Given instruction a:
Answer these questions about the pension fund text:
(i) What is the main Italian public pension fund?
(ii) At what age can Employees Provident Fund members withdraw their savings on retirement?
(iii) About how much in assets did the Employees Provident Fund have under management as of end 2023?

====== Given text

INPS is the main Italian public pension fund. There exist also private pension funds, managed by private banks, and ruled by collective agreements in the public and private sectors.

===Japan===
- See Japan Pension Service
- Government Pension Investment Fund, Japan (GPIF, 年金積立金管理運用独立行政法人)

===Malaysia===
- Employees Provident Fund in Malaysia, known as Kumpulan Wang Simpanan Pekerja (KWSP), is a government-managed retirement savings scheme. It provides financial security for private sector employees and non-pensionable public sector employees upon retirement. Both employees and employers make mandatory contributions to the fund throughout the employee's working life.
The contributions are invested by the EPF in various sectors, such as equities, bonds, and property, to generate returns. Members can withdraw their savings under specific conditions, such as retirement at the age of 55, for healthcare, housing, or education. The EPF also allows partial withdrawals before retirement for certain approved purposes. It has total of around 265 billion USD of asset under management as of end 2023.)

============
====== Data supplied

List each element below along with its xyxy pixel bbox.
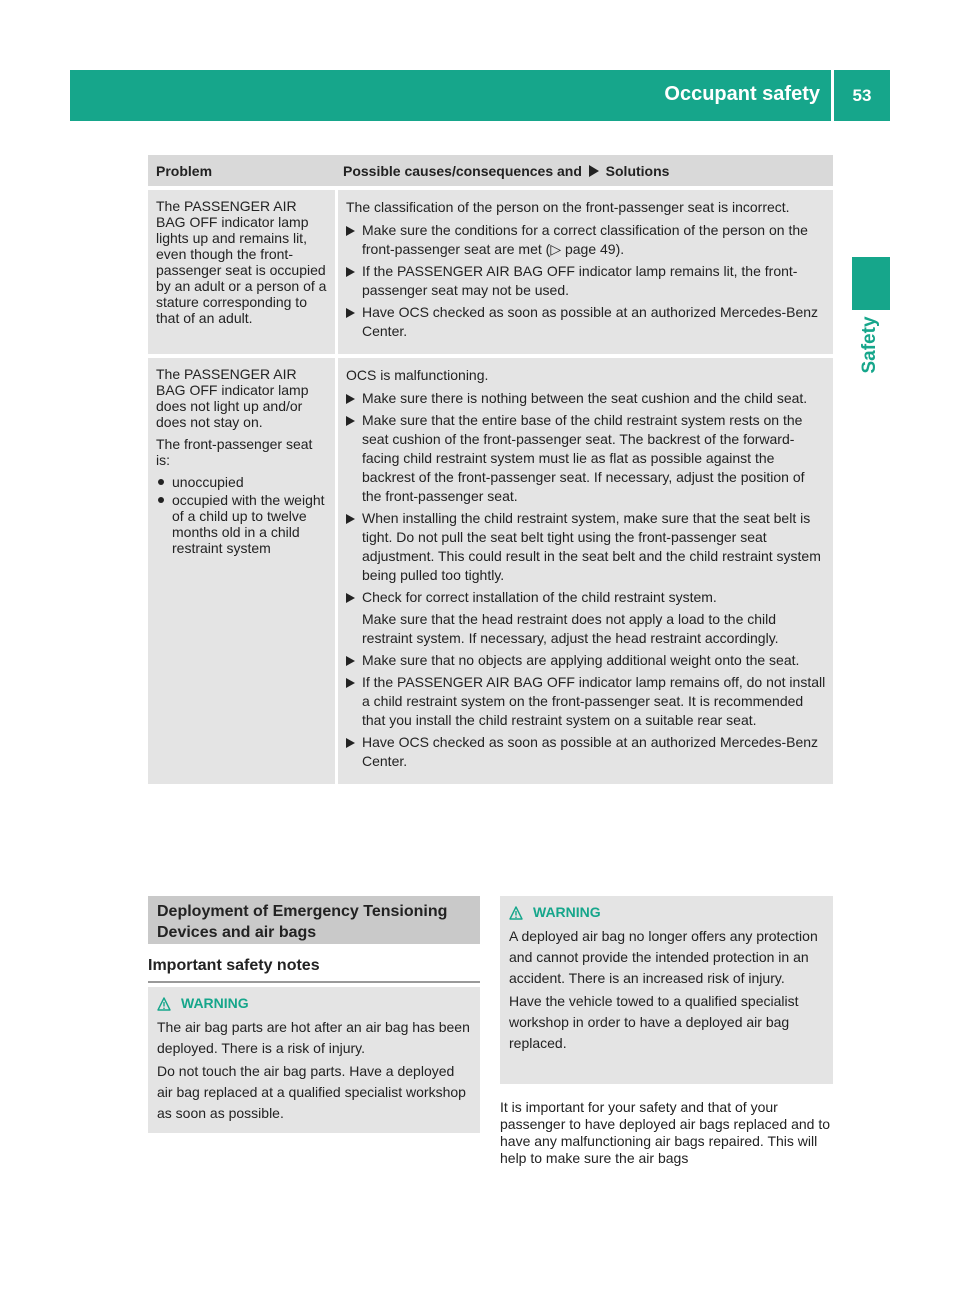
body-paragraph: It is important for your safety and that of your passenger to have deployed air bags replaced and to have any malfunctioning air bags repaired. This will help to make sure the air bags <box>500 1099 831 1166</box>
solution-step <box>346 651 827 670</box>
section-tab-marker <box>852 257 890 310</box>
warning-label: WARNING <box>533 904 601 920</box>
solution-cell <box>338 190 833 354</box>
header-title: Occupant safety <box>664 83 820 105</box>
step-text: Make sure that the entire base of the child restraint system rests on the seat cushion of the front-passenger seat. The backrest of the forward-facing child restraint system must lie as flat as possible against the backrest of the front-passenger seat. If necessary, adjust the position of the front-passenger seat. <box>362 412 805 504</box>
solution-step <box>346 509 827 585</box>
warning-label: WARNING <box>181 995 249 1011</box>
bullet-icon <box>158 479 164 485</box>
step-arrow-icon <box>346 593 355 603</box>
list-item-text: occupied with the weight of a child up to twelve months old in a child restraint system <box>172 492 325 556</box>
step-text: Make sure that no objects are applying additional weight onto the seat. <box>362 652 800 668</box>
warning-triangle-icon <box>509 906 523 920</box>
col-header-problem: Problem <box>156 163 213 179</box>
solution-cell <box>338 358 833 784</box>
solution-step <box>346 411 827 506</box>
warning-heading <box>157 993 471 1014</box>
warning-text: The air bag parts are hot after an air bag has been deployed. There is a risk of injury. <box>157 1019 470 1056</box>
step-arrow-icon <box>346 678 355 688</box>
warning-text: A deployed air bag no longer offers any protection and cannot provide the intended protection in an accident. There is an increased risk of injury. <box>509 928 818 986</box>
solution-step <box>346 673 827 730</box>
step-arrow-icon <box>346 308 355 318</box>
list-item <box>156 474 329 490</box>
table-header <box>148 155 833 186</box>
problem-text: The PASSENGER AIR BAG OFF indicator lamp does not light up and/or does not stay on. <box>156 366 309 430</box>
step-text: Make sure there is nothing between the seat cushion and the child seat. <box>362 390 808 406</box>
warning-box-right <box>500 896 833 1084</box>
problem-cell <box>148 190 335 354</box>
table-row <box>148 358 833 784</box>
step-text: Check for correct installation of the child restraint system. <box>362 589 717 605</box>
section-title: Deployment of Emergency Tensioning Devices and air bags <box>148 896 480 944</box>
problem-cell <box>148 358 335 784</box>
solution-step <box>346 303 827 341</box>
warning-triangle-icon <box>157 997 171 1011</box>
page-ref-icon: ▷ <box>550 241 562 257</box>
problem-text: The PASSENGER AIR BAG OFF indicator lamp lights up and remains lit, even though the front-passenger seat is occupied by an adult or a person of a stature corresponding to that of an adult. <box>156 198 327 326</box>
solution-step <box>346 221 827 259</box>
step-text: If the PASSENGER AIR BAG OFF indicator lamp remains lit, the front-passenger seat may not be used. <box>362 263 798 298</box>
step-note: Make sure that the head restraint does not apply a load to the child restraint system. If necessary, adjust the head restraint accordingly. <box>362 611 779 646</box>
solution-step <box>346 733 827 771</box>
step-arrow-icon <box>346 738 355 748</box>
page-header <box>70 70 890 121</box>
step-arrow-icon <box>346 514 355 524</box>
bullet-icon <box>158 497 164 503</box>
page-ref-link[interactable]: page 49). <box>564 241 625 257</box>
warning-text: Do not touch the air bag parts. Have a deployed air bag replaced at a qualified specialist workshop as soon as possible. <box>157 1063 466 1121</box>
step-arrow-icon <box>346 226 355 236</box>
cause-text: The classification of the person on the front-passenger seat is incorrect. <box>346 199 790 215</box>
step-arrow-icon <box>346 267 355 277</box>
warning-box-left <box>148 987 480 1133</box>
col-header-solutions-text: Possible causes/consequences and <box>343 163 582 179</box>
warning-text: Have the vehicle towed to a qualified specialist workshop in order to have a deployed air bag replaced. <box>509 993 799 1051</box>
list-item-text: unoccupied <box>172 474 244 490</box>
step-text: Have OCS checked as soon as possible at an authorized Mercedes-Benz Center. <box>362 304 819 339</box>
step-arrow-icon <box>346 416 355 426</box>
section-tab-label: Safety <box>859 316 880 374</box>
page-number: 53 <box>852 86 872 105</box>
step-text: Make sure the conditions for a correct classification of the person on the front-passenger seat are met ( <box>362 222 808 257</box>
table-row <box>148 190 833 354</box>
col-header-solutions <box>335 155 669 186</box>
troubleshooting-table <box>148 155 833 784</box>
warning-heading <box>509 902 824 923</box>
step-text: When installing the child restraint system, make sure that the seat belt is tight. Do not pull the seat belt tight using the front-passenger seat adjustment. This could result in the seat belt and the child restraint system being pulled too tightly. <box>362 510 821 583</box>
solution-step <box>346 389 827 408</box>
list-item <box>156 492 329 556</box>
arrow-right-icon <box>589 165 599 177</box>
step-text: Have OCS checked as soon as possible at an authorized Mercedes-Benz Center. <box>362 734 819 769</box>
subsection-divider <box>148 981 480 983</box>
col-header-solutions-suffix: Solutions <box>605 163 670 179</box>
step-text: If the PASSENGER AIR BAG OFF indicator lamp remains off, do not install a child restraint system on the front-passenger seat. It is recommended that you install the child restraint system on a suitable rear seat. <box>362 674 826 728</box>
step-arrow-icon <box>346 394 355 404</box>
problem-text: The front-passenger seat is: <box>156 436 313 468</box>
solution-step <box>346 262 827 300</box>
cause-text: OCS is malfunctioning. <box>346 367 489 383</box>
step-arrow-icon <box>346 656 355 666</box>
solution-step <box>346 588 827 607</box>
subsection-title: Important safety notes <box>148 957 320 974</box>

============

Given instruction b:
Write out the lines of the records from the one holding "body-paragraph: It is" through the one holding "warning-heading <box>157 993 471 1014</box>", inclusive, substituting "solution-item" for "solution-step" and leaving everything else unchanged.

Written answer a:
(i) INPS
(ii) 55
(iii) Around 265 billion USD

Written answer b:
body-paragraph: It is important for your safety and that of your passenger to have deployed air bags replaced and to have any malfunctioning air bags repaired. This will help to make sure the air bags <box>500 1099 831 1166</box>
solution-item <box>346 651 827 670</box>
section-tab-marker <box>852 257 890 310</box>
warning-label: WARNING <box>533 904 601 920</box>
solution-cell <box>338 190 833 354</box>
header-title: Occupant safety <box>664 83 820 105</box>
step-text: Make sure that the entire base of the child restraint system rests on the seat cushion of the front-passenger seat. The backrest of the forward-facing child restraint system must lie as flat as possible against the backrest of the front-passenger seat. If necessary, adjust the position of the front-passenger seat. <box>362 412 805 504</box>
solution-item <box>346 509 827 585</box>
warning-label: WARNING <box>181 995 249 1011</box>
bullet-icon <box>158 479 164 485</box>
step-arrow-icon <box>346 593 355 603</box>
list-item-text: occupied with the weight of a child up to twelve months old in a child restraint system <box>172 492 325 556</box>
step-text: Make sure that no objects are applying additional weight onto the seat. <box>362 652 800 668</box>
warning-triangle-icon <box>509 906 523 920</box>
col-header-problem: Problem <box>156 163 213 179</box>
solution-cell <box>338 358 833 784</box>
solution-item <box>346 411 827 506</box>
warning-heading <box>157 993 471 1014</box>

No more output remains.